EXERCISE: Each record below must be returned exactly as shown.

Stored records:
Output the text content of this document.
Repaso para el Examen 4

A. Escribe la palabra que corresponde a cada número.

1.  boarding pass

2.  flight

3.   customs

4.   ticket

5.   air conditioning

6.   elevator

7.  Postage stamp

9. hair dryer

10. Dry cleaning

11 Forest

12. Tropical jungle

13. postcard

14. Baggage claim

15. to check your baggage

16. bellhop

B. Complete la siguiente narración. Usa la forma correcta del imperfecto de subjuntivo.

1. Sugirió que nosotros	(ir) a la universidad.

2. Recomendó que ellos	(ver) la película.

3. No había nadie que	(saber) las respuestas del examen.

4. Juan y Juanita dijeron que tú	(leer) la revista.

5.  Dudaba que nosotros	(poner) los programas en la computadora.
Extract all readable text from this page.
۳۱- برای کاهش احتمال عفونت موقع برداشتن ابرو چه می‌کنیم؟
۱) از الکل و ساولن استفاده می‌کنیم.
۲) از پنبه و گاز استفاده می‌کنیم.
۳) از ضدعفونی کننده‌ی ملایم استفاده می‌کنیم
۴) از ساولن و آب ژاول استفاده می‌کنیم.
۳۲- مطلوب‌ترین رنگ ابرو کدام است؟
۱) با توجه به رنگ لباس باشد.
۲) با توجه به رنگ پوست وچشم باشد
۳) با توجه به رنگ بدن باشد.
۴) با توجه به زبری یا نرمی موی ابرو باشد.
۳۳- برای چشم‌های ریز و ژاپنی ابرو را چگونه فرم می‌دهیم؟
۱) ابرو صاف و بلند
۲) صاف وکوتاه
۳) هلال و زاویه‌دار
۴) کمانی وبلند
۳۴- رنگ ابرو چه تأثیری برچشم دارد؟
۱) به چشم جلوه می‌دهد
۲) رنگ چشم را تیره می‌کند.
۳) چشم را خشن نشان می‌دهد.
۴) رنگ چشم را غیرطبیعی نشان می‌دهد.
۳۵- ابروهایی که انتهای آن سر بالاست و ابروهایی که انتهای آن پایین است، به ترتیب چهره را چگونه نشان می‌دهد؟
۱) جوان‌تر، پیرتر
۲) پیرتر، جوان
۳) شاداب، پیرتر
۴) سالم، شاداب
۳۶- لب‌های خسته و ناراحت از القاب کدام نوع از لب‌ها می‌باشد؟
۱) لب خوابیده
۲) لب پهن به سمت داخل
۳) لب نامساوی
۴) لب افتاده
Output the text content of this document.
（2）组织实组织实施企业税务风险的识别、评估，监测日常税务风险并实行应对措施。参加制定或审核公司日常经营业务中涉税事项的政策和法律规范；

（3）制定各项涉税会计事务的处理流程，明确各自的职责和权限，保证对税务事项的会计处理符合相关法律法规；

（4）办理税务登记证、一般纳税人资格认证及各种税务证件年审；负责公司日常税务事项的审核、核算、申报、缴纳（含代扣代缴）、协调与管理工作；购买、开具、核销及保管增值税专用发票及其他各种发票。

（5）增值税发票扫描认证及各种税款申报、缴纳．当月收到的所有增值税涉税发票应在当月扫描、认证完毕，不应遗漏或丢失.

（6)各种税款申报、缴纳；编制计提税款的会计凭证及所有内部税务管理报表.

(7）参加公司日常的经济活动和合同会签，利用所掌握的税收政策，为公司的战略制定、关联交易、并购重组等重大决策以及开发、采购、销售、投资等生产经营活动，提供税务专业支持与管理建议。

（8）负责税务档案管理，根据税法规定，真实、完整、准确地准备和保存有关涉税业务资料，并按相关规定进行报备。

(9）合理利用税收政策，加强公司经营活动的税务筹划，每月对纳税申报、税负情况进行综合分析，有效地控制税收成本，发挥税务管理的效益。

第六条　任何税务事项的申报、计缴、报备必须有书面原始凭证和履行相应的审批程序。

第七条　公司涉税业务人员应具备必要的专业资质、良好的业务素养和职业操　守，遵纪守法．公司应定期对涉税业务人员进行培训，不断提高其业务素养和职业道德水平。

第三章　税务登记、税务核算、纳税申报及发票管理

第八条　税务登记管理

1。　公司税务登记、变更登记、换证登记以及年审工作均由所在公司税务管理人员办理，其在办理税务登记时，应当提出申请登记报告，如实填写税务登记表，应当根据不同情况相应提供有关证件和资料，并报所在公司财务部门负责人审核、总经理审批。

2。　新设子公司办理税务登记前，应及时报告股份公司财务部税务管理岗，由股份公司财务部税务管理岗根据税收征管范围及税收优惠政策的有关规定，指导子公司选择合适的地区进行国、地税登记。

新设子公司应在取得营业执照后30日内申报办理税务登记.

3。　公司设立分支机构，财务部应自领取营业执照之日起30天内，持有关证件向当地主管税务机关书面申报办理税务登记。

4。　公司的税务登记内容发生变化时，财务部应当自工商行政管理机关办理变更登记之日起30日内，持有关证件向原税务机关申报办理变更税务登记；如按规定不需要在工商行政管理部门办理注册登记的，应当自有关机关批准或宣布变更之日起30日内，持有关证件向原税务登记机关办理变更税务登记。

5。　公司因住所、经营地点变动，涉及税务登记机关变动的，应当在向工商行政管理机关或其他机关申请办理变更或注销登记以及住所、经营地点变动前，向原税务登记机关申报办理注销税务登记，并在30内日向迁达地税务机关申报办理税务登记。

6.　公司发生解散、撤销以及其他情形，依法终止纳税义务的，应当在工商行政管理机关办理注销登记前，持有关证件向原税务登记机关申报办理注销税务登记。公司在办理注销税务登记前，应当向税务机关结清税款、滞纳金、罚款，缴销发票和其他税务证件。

TASK OUTPUT:
Output the text content of this document.
Repaso para el Examen 4

A. Escribe la palabra que corresponde a cada número.

1.  boarding pass

2.  flight

3.   customs

4.   ticket

5.   air conditioning

6.   elevator

7.  Postage stamp

9. hair dryer

10. Dry cleaning

11 Forest

12. Tropical jungle

13. postcard

14. Baggage claim

15. to check your baggage

16. bellhop

B. Complete la siguiente narración. Usa la forma correcta del imperfecto de subjuntivo.

1. Sugirió que nosotros	(ir) a la universidad.

2. Recomendó que ellos	(ver) la película.

3. No había nadie que	(saber) las respuestas del examen.

4. Juan y Juanita dijeron que tú	(leer) la revista.

5.  Dudaba que nosotros	(poner) los programas en la computadora.
Extract all readable text from this page.
۳۱- برای کاهش احتمال عفونت موقع برداشتن ابرو چه می‌کنیم؟
۱) از الکل و ساولن استفاده می‌کنیم.
۲) از پنبه و گاز استفاده می‌کنیم.
۳) از ضدعفونی کننده‌ی ملایم استفاده می‌کنیم
۴) از ساولن و آب ژاول استفاده می‌کنیم.
۳۲- مطلوب‌ترین رنگ ابرو کدام است؟
۱) با توجه به رنگ لباس باشد.
۲) با توجه به رنگ پوست وچشم باشد
۳) با توجه به رنگ بدن باشد.
۴) با توجه به زبری یا نرمی موی ابرو باشد.
۳۳- برای چشم‌های ریز و ژاپنی ابرو را چگونه فرم می‌دهیم؟
۱) ابرو صاف و بلند
۲) صاف وکوتاه
۳) هلال و زاویه‌دار
۴) کمانی وبلند
۳۴- رنگ ابرو چه تأثیری برچشم دارد؟
۱) به چشم جلوه می‌دهد
۲) رنگ چشم را تیره می‌کند.
۳) چشم را خشن نشان می‌دهد.
۴) رنگ چشم را غیرطبیعی نشان می‌دهد.
۳۵- ابروهایی که انتهای آن سر بالاست و ابروهایی که انتهای آن پایین است، به ترتیب چهره را چگونه نشان می‌دهد؟
۱) جوان‌تر، پیرتر
۲) پیرتر، جوان
۳) شاداب، پیرتر
۴) سالم، شاداب
۳۶- لب‌های خسته و ناراحت از القاب کدام نوع از لب‌ها می‌باشد؟
۱) لب خوابیده
۲) لب پهن به سمت داخل
۳) لب نامساوی
۴) لب افتاده
Output the text content of this document.
（2）组织实组织实施企业税务风险的识别、评估，监测日常税务风险并实行应对措施。参加制定或审核公司日常经营业务中涉税事项的政策和法律规范；

（3）制定各项涉税会计事务的处理流程，明确各自的职责和权限，保证对税务事项的会计处理符合相关法律法规；

（4）办理税务登记证、一般纳税人资格认证及各种税务证件年审；负责公司日常税务事项的审核、核算、申报、缴纳（含代扣代缴）、协调与管理工作；购买、开具、核销及保管增值税专用发票及其他各种发票。

（5）增值税发票扫描认证及各种税款申报、缴纳．当月收到的所有增值税涉税发票应在当月扫描、认证完毕，不应遗漏或丢失.

（6)各种税款申报、缴纳；编制计提税款的会计凭证及所有内部税务管理报表.

(7）参加公司日常的经济活动和合同会签，利用所掌握的税收政策，为公司的战略制定、关联交易、并购重组等重大决策以及开发、采购、销售、投资等生产经营活动，提供税务专业支持与管理建议。

（8）负责税务档案管理，根据税法规定，真实、完整、准确地准备和保存有关涉税业务资料，并按相关规定进行报备。

(9）合理利用税收政策，加强公司经营活动的税务筹划，每月对纳税申报、税负情况进行综合分析，有效地控制税收成本，发挥税务管理的效益。

第六条　任何税务事项的申报、计缴、报备必须有书面原始凭证和履行相应的审批程序。

第七条　公司涉税业务人员应具备必要的专业资质、良好的业务素养和职业操　守，遵纪守法．公司应定期对涉税业务人员进行培训，不断提高其业务素养和职业道德水平。

第三章　税务登记、税务核算、纳税申报及发票管理

第八条　税务登记管理

1。　公司税务登记、变更登记、换证登记以及年审工作均由所在公司税务管理人员办理，其在办理税务登记时，应当提出申请登记报告，如实填写税务登记表，应当根据不同情况相应提供有关证件和资料，并报所在公司财务部门负责人审核、总经理审批。

2。　新设子公司办理税务登记前，应及时报告股份公司财务部税务管理岗，由股份公司财务部税务管理岗根据税收征管范围及税收优惠政策的有关规定，指导子公司选择合适的地区进行国、地税登记。

新设子公司应在取得营业执照后30日内申报办理税务登记.

3。　公司设立分支机构，财务部应自领取营业执照之日起30天内，持有关证件向当地主管税务机关书面申报办理税务登记。

4。　公司的税务登记内容发生变化时，财务部应当自工商行政管理机关办理变更登记之日起30日内，持有关证件向原税务机关申报办理变更税务登记；如按规定不需要在工商行政管理部门办理注册登记的，应当自有关机关批准或宣布变更之日起30日内，持有关证件向原税务登记机关办理变更税务登记。

5。　公司因住所、经营地点变动，涉及税务登记机关变动的，应当在向工商行政管理机关或其他机关申请办理变更或注销登记以及住所、经营地点变动前，向原税务登记机关申报办理注销税务登记，并在30内日向迁达地税务机关申报办理税务登记。

6.　公司发生解散、撤销以及其他情形，依法终止纳税义务的，应当在工商行政管理机关办理注销登记前，持有关证件向原税务登记机关申报办理注销税务登记。公司在办理注销税务登记前，应当向税务机关结清税款、滞纳金、罚款，缴销发票和其他税务证件。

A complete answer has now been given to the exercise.